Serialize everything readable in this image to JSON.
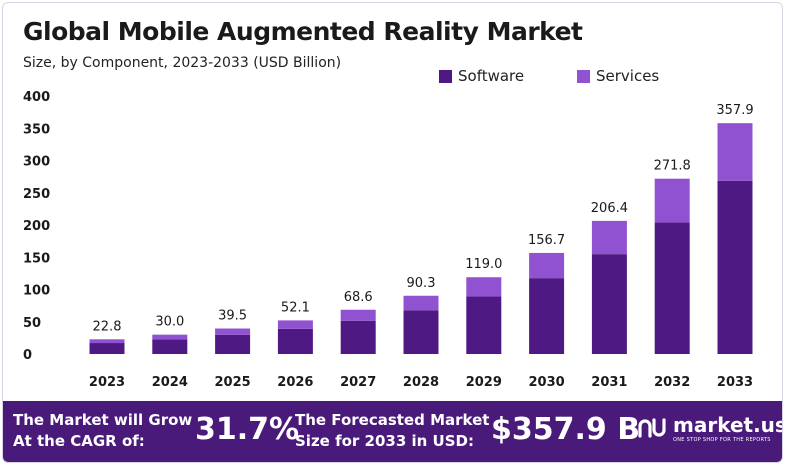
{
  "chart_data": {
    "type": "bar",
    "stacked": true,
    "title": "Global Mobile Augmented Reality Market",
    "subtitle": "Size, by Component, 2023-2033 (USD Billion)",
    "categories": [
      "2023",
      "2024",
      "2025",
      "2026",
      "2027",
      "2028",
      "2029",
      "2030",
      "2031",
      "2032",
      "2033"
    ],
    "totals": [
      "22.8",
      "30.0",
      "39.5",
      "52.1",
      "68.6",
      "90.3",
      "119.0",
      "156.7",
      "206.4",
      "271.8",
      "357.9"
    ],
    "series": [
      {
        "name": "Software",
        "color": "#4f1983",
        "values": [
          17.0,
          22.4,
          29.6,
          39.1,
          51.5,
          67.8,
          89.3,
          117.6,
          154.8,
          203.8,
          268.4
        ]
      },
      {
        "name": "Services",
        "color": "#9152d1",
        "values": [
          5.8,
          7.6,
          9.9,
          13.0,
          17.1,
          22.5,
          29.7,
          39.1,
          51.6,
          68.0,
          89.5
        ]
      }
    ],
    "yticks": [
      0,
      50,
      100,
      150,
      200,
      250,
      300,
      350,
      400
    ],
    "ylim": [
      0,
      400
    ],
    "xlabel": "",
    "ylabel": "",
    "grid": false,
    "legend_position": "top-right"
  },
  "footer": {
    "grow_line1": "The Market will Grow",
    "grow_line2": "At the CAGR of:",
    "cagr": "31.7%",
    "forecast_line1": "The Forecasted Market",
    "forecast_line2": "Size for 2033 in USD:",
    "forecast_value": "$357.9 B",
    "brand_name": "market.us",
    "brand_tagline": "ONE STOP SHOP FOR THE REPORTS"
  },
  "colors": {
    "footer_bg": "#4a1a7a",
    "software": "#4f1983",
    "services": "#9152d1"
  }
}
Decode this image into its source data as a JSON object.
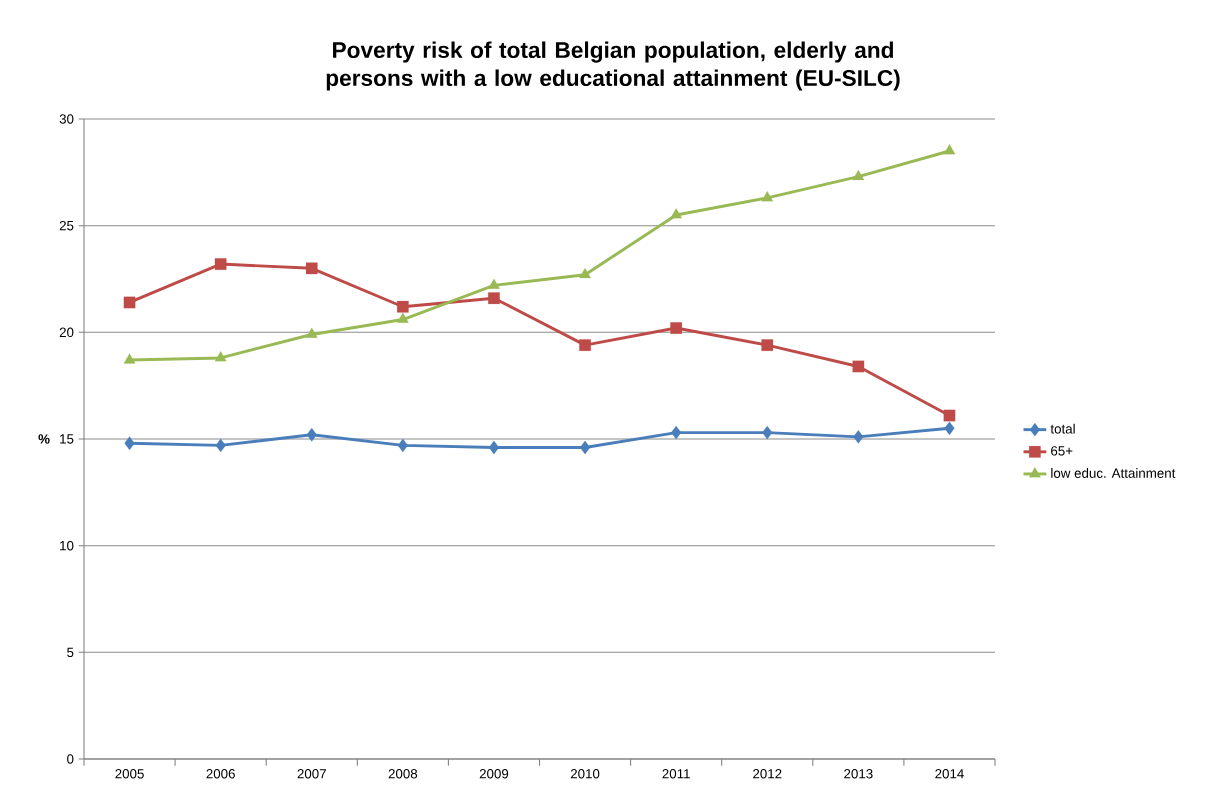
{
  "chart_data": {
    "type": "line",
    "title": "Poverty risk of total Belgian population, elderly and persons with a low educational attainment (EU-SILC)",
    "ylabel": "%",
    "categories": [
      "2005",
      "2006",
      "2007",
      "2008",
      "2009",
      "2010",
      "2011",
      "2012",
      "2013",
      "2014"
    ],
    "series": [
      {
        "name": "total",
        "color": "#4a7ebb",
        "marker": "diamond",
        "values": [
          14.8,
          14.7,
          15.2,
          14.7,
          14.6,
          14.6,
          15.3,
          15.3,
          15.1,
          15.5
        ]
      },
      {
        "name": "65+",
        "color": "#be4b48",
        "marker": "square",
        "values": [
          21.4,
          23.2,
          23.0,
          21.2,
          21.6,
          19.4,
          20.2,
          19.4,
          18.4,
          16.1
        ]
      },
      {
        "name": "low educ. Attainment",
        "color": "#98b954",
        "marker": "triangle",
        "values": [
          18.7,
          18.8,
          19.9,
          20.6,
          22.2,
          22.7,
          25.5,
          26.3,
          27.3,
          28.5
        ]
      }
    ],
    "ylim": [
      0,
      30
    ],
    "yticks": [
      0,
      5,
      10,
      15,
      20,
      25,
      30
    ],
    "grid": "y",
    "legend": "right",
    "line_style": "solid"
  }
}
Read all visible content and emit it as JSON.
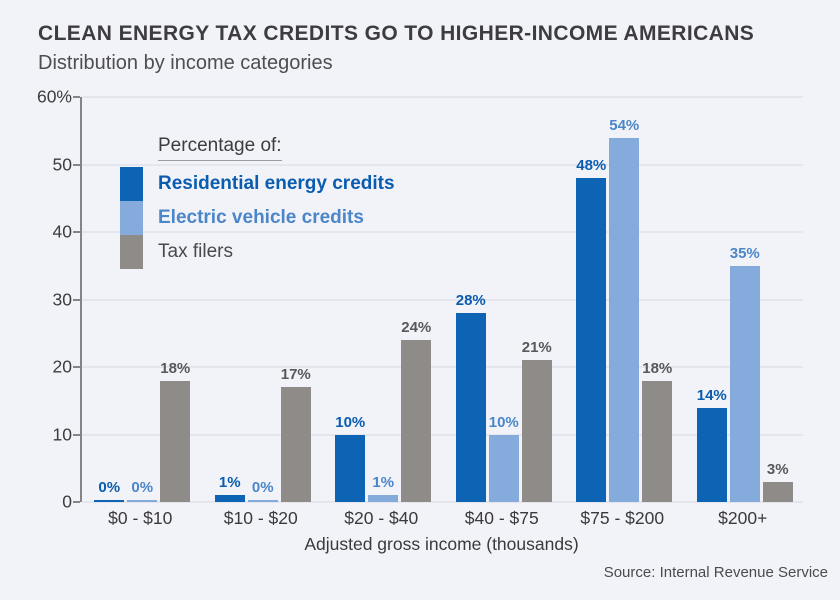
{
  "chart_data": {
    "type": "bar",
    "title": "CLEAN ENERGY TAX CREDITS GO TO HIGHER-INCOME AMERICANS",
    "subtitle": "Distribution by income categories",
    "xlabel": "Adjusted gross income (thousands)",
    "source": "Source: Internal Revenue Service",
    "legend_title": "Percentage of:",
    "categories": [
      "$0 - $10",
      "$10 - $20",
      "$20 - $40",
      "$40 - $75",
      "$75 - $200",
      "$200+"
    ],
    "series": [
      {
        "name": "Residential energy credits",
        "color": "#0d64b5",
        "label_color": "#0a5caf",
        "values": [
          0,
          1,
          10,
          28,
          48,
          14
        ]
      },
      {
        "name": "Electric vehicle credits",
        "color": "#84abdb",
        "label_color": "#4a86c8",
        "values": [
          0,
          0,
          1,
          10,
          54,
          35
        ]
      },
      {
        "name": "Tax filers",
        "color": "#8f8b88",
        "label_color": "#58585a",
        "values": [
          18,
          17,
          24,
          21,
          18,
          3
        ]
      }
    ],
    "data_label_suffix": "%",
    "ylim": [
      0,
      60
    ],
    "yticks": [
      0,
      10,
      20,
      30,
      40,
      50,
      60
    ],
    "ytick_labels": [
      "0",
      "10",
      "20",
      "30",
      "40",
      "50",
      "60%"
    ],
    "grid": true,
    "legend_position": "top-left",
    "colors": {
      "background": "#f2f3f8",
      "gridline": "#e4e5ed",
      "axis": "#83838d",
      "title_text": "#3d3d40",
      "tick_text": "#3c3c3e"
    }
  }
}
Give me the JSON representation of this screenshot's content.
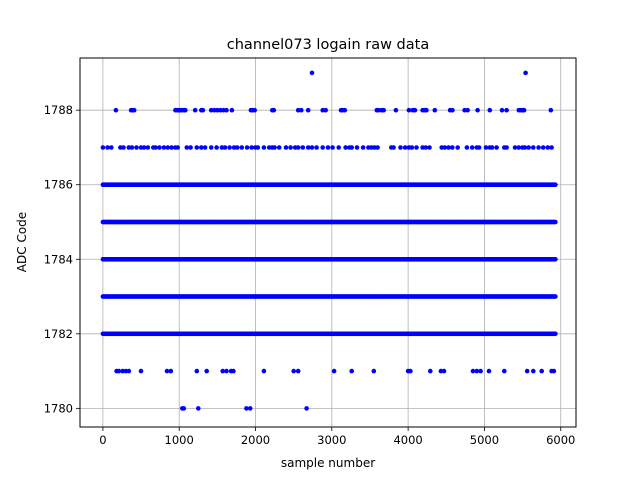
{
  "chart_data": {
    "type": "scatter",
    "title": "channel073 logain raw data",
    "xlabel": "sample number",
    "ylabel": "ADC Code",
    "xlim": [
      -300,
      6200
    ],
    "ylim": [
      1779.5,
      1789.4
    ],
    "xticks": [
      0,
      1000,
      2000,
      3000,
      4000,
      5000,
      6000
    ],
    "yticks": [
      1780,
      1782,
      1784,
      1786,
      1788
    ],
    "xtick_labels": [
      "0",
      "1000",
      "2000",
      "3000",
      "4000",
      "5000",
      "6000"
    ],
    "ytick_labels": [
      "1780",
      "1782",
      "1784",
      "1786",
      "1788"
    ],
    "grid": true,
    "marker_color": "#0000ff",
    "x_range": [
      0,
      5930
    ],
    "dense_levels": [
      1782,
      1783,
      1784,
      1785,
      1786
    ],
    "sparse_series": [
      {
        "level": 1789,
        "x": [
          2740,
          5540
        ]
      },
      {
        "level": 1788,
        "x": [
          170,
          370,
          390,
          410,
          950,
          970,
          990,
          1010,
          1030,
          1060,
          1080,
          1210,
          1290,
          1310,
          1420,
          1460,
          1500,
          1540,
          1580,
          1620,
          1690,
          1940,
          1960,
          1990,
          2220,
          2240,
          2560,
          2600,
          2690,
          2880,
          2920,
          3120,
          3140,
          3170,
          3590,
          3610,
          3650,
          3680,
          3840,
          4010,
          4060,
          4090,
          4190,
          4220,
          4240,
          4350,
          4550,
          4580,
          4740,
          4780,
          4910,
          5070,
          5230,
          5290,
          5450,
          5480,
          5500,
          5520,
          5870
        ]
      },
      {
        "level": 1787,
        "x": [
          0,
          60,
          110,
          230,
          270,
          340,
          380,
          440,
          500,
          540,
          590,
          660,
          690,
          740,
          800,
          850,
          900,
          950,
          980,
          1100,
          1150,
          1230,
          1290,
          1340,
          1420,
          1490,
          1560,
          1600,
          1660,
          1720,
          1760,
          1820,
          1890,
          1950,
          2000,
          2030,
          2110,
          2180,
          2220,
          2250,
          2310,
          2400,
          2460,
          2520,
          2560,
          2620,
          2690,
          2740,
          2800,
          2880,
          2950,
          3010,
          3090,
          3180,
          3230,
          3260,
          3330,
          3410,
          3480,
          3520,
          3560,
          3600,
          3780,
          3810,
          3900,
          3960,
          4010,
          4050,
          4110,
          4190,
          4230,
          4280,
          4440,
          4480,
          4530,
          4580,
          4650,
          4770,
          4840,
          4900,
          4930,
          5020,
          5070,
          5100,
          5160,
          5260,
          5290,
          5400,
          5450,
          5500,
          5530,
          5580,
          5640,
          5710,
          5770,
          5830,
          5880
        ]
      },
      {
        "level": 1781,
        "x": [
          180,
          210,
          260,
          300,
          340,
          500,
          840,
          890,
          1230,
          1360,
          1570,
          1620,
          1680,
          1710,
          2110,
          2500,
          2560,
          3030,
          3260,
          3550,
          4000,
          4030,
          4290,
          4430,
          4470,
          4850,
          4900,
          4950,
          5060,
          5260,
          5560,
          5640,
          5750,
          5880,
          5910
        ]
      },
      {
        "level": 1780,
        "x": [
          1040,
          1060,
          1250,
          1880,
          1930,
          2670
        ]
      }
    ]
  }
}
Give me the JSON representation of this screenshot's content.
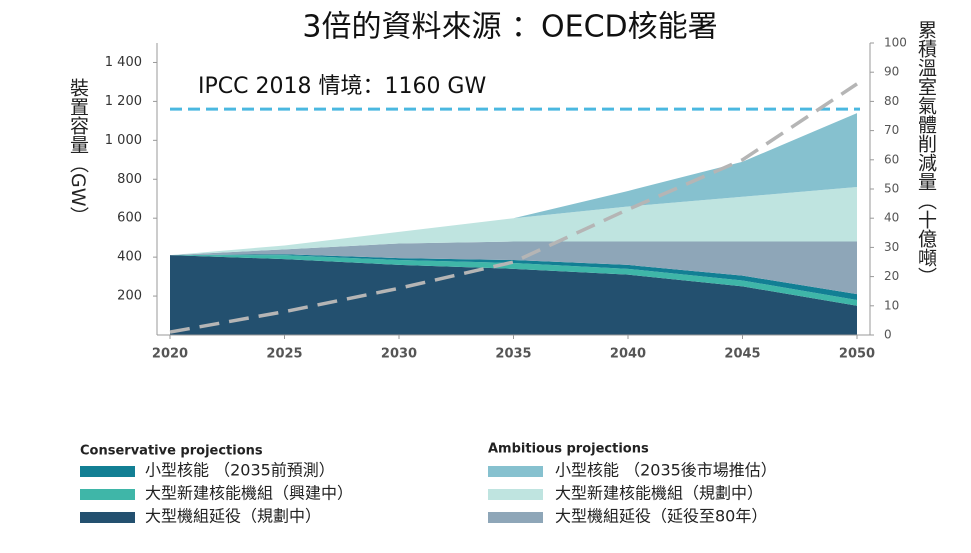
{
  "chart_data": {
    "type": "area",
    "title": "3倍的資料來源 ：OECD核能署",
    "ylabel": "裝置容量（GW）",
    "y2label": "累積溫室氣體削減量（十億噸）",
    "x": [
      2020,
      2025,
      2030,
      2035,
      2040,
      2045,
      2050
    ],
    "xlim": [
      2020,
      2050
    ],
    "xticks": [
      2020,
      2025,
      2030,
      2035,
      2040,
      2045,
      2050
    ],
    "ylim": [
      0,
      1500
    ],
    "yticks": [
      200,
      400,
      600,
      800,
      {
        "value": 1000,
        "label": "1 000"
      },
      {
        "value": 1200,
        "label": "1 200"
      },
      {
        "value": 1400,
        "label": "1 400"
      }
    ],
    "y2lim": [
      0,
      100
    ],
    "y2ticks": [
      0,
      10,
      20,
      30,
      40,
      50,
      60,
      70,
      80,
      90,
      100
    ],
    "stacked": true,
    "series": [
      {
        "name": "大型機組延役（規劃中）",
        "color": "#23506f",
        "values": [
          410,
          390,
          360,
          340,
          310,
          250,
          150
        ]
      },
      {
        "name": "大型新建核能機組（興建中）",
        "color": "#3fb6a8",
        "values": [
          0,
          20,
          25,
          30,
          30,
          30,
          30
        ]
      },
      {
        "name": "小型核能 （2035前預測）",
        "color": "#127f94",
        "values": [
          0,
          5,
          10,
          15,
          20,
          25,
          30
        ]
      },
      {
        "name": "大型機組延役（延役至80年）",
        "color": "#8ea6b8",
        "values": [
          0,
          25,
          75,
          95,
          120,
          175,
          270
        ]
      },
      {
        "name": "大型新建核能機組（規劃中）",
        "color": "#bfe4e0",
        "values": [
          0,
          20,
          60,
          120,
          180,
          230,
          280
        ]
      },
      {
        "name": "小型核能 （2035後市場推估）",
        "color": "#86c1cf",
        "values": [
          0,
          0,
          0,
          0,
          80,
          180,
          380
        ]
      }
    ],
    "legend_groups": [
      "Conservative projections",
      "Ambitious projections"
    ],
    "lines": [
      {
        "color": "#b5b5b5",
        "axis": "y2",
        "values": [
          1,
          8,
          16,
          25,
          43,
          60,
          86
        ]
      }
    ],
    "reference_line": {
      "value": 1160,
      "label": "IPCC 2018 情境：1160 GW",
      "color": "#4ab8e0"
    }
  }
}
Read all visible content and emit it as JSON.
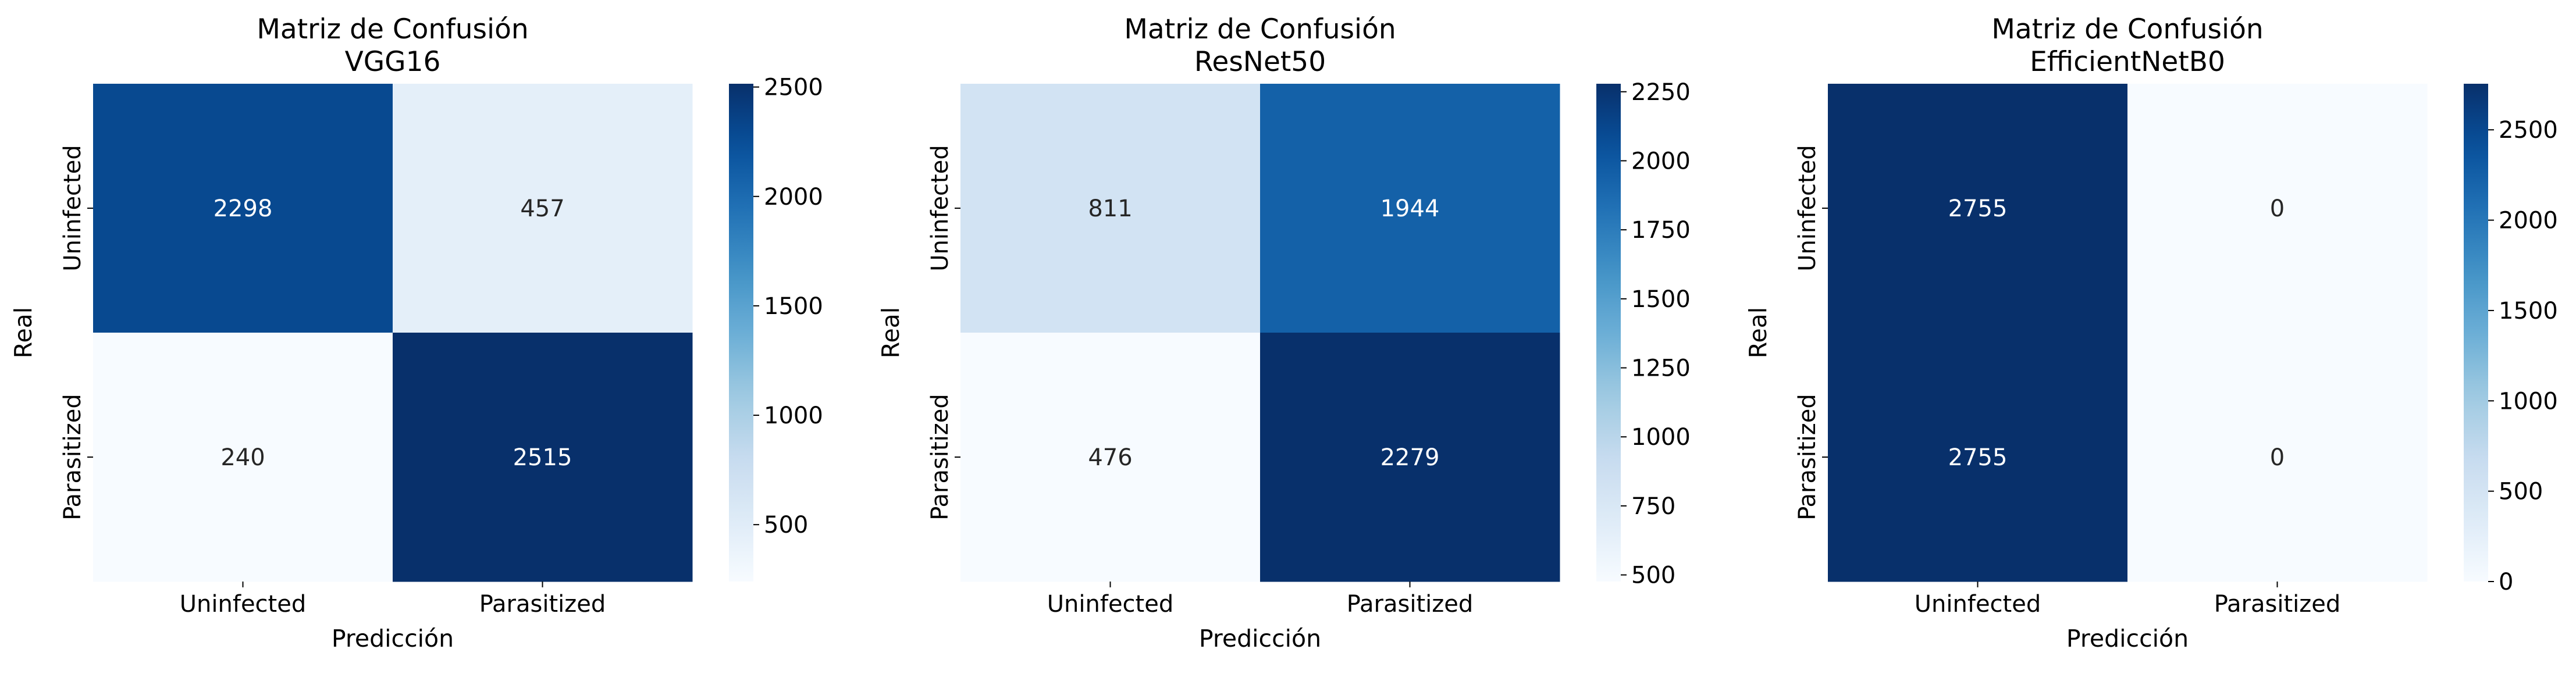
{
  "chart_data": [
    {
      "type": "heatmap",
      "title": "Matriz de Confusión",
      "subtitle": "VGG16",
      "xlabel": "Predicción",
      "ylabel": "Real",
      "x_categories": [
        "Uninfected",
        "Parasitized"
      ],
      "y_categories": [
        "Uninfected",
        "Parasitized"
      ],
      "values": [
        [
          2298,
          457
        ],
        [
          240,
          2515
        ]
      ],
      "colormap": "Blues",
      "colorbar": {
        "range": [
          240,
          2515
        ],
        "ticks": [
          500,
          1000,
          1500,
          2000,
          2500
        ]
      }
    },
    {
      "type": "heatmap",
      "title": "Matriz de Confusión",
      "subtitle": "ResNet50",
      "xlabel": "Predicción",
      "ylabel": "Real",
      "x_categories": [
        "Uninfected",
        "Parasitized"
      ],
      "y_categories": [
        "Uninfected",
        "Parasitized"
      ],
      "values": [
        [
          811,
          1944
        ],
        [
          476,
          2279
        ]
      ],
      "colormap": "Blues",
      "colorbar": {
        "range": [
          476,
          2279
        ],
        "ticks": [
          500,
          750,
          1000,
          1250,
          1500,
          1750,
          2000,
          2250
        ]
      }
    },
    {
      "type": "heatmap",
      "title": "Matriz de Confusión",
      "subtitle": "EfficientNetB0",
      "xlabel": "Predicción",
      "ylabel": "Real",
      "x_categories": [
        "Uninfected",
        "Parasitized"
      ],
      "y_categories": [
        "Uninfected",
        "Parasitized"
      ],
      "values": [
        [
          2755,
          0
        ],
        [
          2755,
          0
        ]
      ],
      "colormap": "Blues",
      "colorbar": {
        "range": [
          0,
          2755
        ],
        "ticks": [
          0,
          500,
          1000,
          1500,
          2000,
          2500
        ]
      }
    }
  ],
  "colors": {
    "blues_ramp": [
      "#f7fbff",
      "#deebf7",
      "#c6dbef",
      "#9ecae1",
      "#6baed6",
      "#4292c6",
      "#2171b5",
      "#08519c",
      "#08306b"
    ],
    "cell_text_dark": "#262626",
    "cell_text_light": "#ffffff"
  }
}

• YOUR INSTRUCTIONS
Determine the number of lines where the string "image" occurs, and give that number only.

• THE REPLY
2